Records from a data collection
= = = = = = =

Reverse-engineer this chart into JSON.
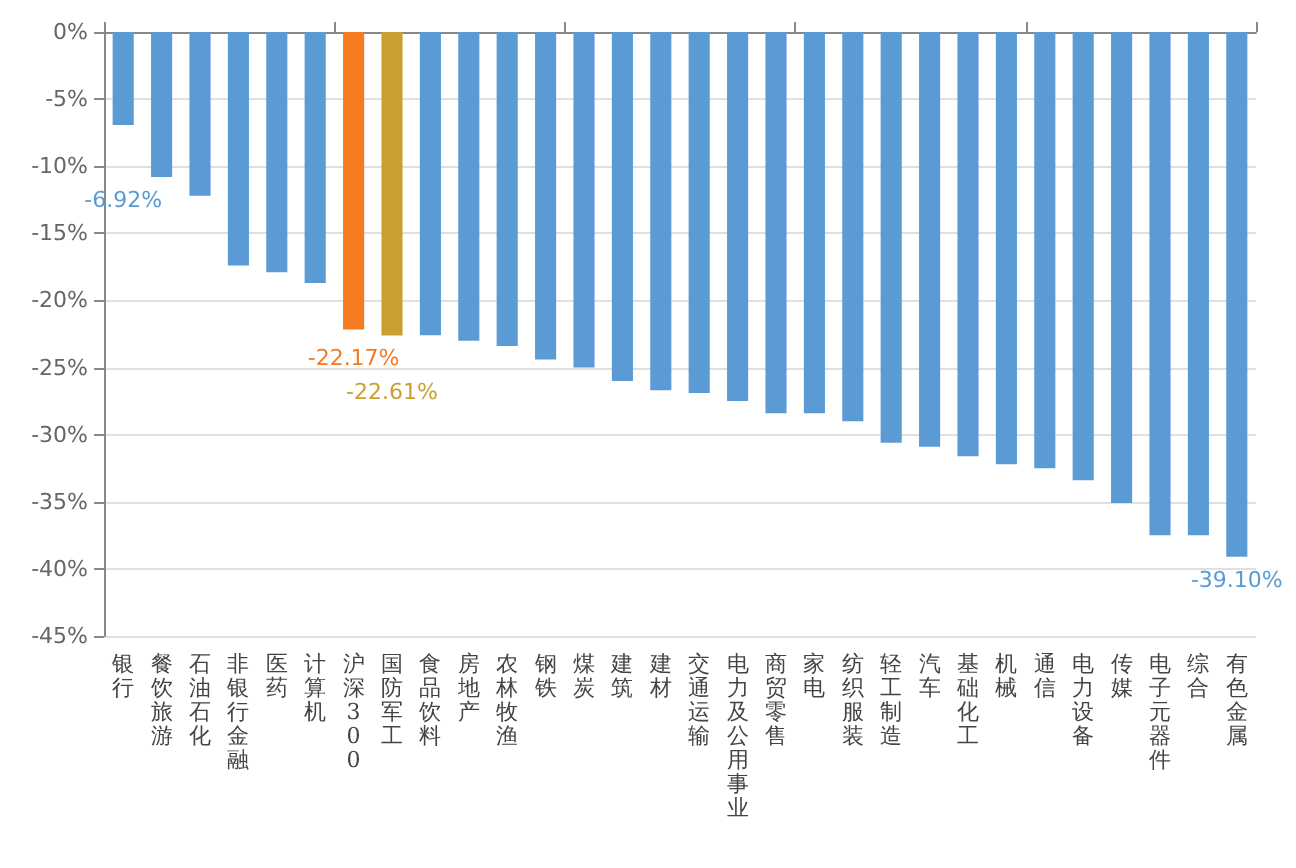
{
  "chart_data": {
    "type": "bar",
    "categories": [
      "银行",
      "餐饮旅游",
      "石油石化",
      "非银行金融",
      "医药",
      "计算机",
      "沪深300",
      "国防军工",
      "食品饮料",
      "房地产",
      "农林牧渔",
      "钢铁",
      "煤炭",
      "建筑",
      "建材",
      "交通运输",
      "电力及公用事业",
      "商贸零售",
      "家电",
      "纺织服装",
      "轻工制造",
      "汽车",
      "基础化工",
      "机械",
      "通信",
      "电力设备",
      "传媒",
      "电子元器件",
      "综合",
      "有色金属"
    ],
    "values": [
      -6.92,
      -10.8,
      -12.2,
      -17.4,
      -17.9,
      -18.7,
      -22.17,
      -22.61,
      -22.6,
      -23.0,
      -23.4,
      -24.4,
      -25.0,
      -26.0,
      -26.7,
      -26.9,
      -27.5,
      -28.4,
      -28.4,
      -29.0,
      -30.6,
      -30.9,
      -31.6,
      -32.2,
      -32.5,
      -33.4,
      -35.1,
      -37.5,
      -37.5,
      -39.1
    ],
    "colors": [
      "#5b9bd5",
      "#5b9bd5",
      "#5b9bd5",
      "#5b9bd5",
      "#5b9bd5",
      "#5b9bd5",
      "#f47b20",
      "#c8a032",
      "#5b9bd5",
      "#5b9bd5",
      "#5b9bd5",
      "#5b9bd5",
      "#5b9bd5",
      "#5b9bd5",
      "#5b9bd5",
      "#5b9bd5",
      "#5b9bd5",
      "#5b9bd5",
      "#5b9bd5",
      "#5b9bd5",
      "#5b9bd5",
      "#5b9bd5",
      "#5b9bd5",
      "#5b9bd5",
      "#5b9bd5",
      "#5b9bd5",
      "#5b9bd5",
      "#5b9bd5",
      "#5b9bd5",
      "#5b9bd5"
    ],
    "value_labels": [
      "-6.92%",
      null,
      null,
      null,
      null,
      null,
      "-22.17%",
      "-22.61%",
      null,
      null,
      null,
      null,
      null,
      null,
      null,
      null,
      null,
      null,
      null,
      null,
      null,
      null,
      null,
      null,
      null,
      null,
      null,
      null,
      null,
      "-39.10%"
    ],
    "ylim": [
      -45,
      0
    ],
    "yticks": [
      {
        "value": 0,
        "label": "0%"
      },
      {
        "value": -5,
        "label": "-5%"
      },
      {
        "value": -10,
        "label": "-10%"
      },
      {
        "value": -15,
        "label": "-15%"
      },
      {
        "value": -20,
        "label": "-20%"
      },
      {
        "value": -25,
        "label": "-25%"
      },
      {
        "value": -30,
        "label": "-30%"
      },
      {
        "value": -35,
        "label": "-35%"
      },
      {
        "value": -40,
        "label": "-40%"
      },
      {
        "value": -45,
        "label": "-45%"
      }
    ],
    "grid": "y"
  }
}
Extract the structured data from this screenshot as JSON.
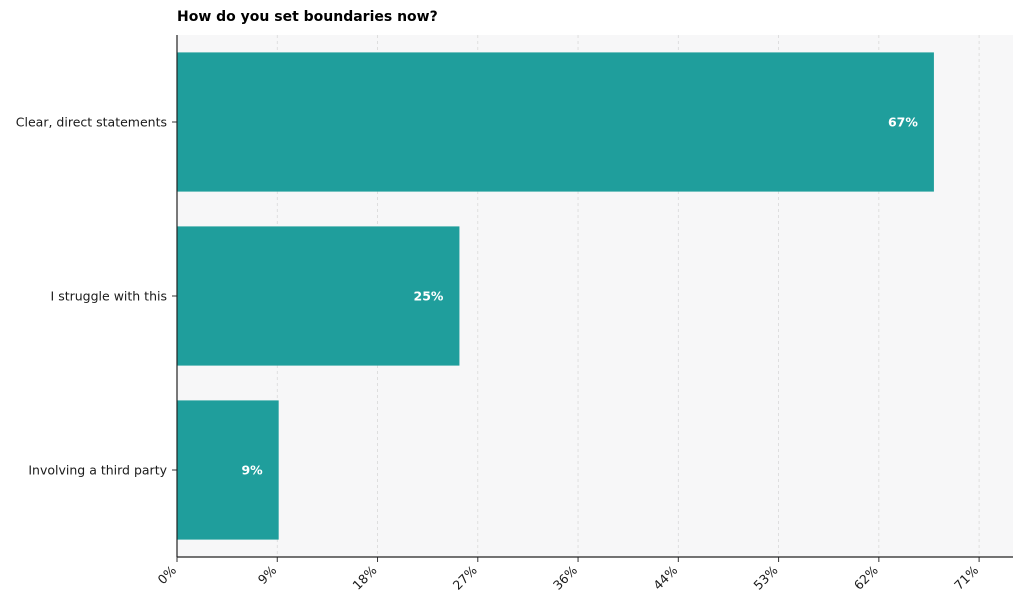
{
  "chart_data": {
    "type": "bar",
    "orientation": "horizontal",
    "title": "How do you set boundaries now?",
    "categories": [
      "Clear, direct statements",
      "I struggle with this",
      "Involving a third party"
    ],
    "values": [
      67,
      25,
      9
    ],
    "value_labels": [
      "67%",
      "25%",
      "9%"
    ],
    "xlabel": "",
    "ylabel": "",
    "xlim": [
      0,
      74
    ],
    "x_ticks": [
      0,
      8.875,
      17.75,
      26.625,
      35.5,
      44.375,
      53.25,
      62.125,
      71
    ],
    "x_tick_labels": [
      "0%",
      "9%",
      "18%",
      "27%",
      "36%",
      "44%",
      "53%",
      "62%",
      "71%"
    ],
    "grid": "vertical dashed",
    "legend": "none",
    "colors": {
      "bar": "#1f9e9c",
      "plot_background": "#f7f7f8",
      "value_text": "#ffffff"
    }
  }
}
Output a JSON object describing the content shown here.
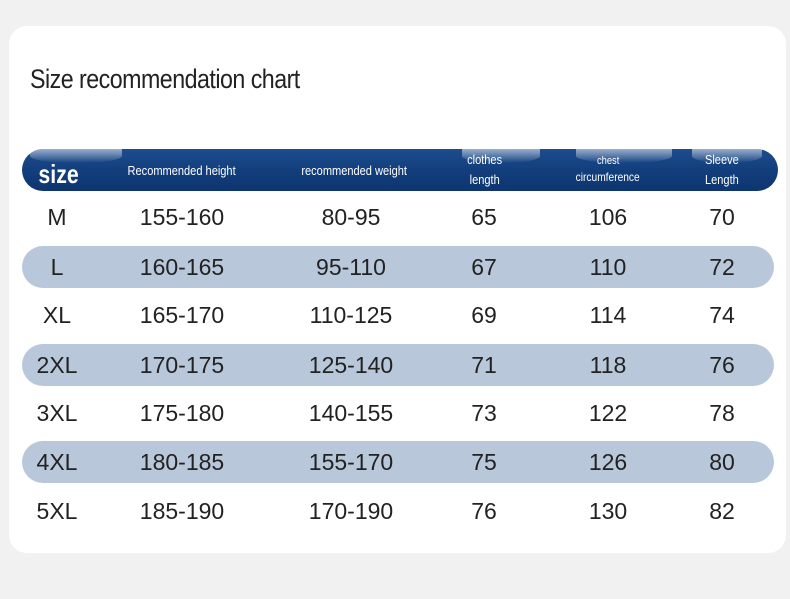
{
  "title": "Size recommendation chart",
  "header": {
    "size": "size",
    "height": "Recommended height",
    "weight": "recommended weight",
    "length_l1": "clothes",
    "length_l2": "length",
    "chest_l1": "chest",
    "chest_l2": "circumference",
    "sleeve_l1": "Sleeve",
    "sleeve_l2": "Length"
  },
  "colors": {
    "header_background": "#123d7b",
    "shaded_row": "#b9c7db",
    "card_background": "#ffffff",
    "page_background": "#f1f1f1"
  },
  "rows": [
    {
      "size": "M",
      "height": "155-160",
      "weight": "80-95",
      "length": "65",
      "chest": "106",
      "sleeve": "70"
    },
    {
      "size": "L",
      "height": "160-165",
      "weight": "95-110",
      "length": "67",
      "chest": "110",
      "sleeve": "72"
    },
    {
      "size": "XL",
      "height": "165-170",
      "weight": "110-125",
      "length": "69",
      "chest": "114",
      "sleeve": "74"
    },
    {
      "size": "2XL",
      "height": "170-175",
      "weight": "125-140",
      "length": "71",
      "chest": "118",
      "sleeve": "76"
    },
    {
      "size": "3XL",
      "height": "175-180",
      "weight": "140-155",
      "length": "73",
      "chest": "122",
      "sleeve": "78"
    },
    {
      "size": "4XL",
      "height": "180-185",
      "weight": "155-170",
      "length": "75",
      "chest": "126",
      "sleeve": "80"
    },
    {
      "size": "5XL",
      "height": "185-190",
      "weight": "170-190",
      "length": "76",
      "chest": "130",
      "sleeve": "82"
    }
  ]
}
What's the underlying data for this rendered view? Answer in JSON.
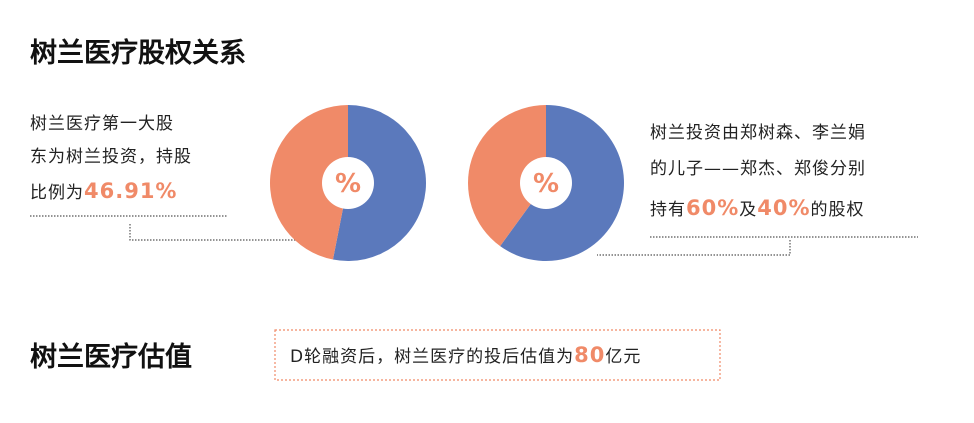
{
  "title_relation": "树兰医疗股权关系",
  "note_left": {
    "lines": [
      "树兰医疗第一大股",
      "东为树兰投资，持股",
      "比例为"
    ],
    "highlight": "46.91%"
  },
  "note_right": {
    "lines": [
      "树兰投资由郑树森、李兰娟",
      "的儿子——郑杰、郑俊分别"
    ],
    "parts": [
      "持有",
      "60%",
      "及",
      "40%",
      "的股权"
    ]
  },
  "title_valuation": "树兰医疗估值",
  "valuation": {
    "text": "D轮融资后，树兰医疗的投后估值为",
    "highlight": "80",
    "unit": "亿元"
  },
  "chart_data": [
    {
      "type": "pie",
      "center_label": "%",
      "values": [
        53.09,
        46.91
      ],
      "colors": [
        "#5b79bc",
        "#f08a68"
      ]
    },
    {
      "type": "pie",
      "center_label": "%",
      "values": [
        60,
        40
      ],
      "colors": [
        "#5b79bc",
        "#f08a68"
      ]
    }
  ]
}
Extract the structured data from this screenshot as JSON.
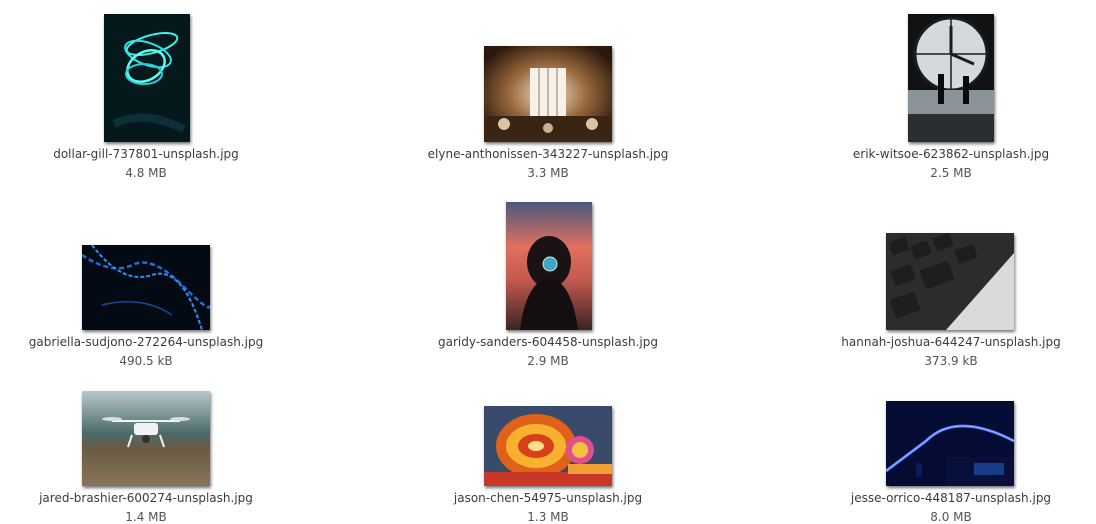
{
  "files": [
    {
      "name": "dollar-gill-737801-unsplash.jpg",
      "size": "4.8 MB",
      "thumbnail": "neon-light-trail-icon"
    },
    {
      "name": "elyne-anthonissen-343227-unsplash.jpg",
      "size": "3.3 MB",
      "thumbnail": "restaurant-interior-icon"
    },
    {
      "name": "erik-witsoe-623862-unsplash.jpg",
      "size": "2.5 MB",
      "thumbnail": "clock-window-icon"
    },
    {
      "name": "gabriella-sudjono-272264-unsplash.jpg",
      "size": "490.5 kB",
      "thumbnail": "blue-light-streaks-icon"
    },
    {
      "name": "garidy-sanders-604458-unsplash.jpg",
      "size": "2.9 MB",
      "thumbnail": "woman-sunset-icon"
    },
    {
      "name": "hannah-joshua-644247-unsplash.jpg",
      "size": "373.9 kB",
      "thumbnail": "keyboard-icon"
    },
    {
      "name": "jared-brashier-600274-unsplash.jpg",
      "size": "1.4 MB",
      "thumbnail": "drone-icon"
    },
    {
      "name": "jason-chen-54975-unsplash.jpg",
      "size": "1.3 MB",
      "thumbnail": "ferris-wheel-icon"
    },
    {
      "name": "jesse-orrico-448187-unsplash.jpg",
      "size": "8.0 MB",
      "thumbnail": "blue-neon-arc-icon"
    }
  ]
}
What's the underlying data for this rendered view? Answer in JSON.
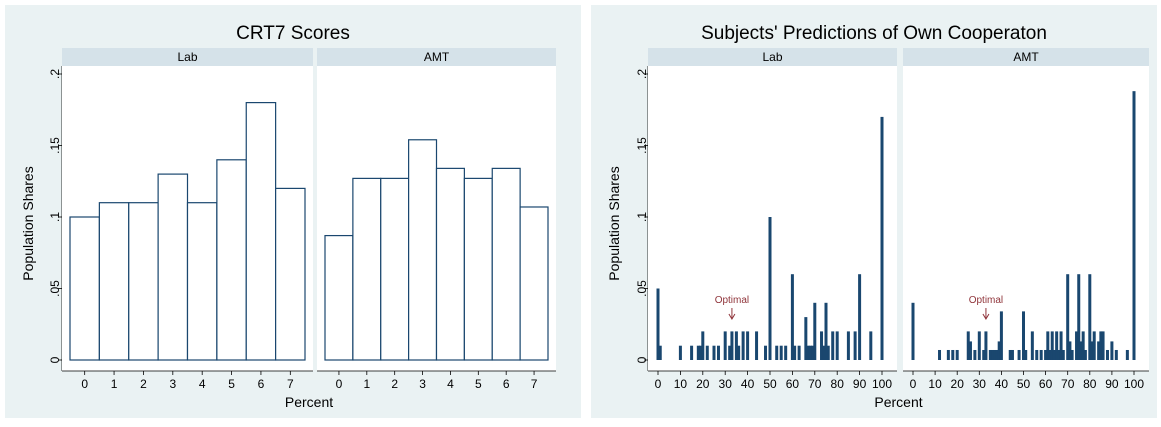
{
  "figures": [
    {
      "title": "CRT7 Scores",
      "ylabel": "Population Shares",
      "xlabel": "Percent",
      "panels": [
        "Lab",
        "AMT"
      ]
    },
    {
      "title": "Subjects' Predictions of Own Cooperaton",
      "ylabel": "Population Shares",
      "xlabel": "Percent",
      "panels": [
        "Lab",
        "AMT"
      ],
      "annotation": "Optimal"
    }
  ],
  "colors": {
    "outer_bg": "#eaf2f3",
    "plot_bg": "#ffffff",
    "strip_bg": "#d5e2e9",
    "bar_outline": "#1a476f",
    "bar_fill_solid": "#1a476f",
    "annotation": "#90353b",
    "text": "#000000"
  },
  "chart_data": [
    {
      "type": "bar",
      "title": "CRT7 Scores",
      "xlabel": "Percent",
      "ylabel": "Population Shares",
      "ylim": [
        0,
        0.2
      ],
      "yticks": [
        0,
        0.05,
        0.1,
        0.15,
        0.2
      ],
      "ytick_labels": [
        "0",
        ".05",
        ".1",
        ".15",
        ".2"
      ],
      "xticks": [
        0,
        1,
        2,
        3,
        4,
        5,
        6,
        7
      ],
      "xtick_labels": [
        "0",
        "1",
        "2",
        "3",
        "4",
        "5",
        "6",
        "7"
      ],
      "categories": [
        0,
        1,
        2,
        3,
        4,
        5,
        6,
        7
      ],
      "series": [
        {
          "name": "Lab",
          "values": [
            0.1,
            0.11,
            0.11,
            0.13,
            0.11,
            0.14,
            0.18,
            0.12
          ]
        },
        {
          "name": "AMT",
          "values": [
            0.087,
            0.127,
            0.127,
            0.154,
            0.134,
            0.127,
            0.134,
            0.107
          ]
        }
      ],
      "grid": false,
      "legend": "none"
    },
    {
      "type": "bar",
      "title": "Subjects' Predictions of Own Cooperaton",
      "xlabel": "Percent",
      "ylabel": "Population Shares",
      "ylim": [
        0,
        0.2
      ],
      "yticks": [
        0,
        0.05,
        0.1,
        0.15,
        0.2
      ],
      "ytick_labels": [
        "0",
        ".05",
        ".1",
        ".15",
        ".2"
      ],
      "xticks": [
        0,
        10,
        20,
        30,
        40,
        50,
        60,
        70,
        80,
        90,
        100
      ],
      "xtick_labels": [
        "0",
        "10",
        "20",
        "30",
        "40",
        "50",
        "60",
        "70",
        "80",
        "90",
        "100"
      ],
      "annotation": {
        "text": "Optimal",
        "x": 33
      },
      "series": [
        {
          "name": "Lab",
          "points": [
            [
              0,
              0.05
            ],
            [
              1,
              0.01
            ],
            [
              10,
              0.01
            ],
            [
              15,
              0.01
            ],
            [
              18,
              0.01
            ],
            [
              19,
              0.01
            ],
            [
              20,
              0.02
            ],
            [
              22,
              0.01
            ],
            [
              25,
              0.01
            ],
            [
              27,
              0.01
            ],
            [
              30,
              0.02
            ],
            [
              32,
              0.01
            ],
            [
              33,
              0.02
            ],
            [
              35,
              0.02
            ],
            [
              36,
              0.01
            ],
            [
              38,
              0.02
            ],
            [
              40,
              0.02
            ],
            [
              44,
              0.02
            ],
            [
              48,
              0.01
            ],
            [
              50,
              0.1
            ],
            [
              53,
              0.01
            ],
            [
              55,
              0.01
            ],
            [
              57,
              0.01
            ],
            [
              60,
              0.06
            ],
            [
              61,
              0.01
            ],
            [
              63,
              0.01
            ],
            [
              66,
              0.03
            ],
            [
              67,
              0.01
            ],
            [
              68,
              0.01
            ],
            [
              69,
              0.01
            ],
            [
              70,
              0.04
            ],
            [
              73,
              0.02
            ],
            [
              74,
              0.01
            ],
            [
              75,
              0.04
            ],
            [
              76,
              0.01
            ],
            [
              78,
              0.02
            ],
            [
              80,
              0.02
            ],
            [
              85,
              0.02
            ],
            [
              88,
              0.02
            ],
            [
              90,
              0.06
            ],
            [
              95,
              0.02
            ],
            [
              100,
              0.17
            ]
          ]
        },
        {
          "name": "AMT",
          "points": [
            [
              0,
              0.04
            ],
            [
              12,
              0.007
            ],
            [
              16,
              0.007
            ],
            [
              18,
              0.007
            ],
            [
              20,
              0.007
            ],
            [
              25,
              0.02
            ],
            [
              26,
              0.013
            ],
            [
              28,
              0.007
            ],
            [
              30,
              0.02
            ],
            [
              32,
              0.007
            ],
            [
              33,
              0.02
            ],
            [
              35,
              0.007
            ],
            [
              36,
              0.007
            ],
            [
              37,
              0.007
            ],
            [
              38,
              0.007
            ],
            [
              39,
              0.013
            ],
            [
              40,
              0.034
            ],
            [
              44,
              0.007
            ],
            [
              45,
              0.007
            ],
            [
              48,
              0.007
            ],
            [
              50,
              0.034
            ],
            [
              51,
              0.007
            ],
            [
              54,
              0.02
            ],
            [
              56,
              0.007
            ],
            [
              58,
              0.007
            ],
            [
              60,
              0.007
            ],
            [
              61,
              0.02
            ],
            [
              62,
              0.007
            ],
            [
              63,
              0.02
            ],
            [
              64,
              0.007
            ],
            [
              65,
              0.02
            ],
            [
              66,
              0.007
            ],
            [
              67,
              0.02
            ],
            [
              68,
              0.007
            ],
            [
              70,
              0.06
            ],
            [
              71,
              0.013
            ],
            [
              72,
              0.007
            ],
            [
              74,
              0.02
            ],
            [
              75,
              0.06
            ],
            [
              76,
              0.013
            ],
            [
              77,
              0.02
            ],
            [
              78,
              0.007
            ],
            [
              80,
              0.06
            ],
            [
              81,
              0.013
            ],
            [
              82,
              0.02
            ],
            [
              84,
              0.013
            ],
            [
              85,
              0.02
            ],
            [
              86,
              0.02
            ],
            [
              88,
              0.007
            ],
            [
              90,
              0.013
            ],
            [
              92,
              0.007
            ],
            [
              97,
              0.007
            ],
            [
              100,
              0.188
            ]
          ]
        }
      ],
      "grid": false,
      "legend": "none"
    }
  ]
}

= = = = = = =

§ **What you should do**
Read the entries and show each line that mentions "grid".

§ **Output for this task**
    "grid": "y"
    "grid": "vertical dashed",
      "grid": false,
      "grid": false,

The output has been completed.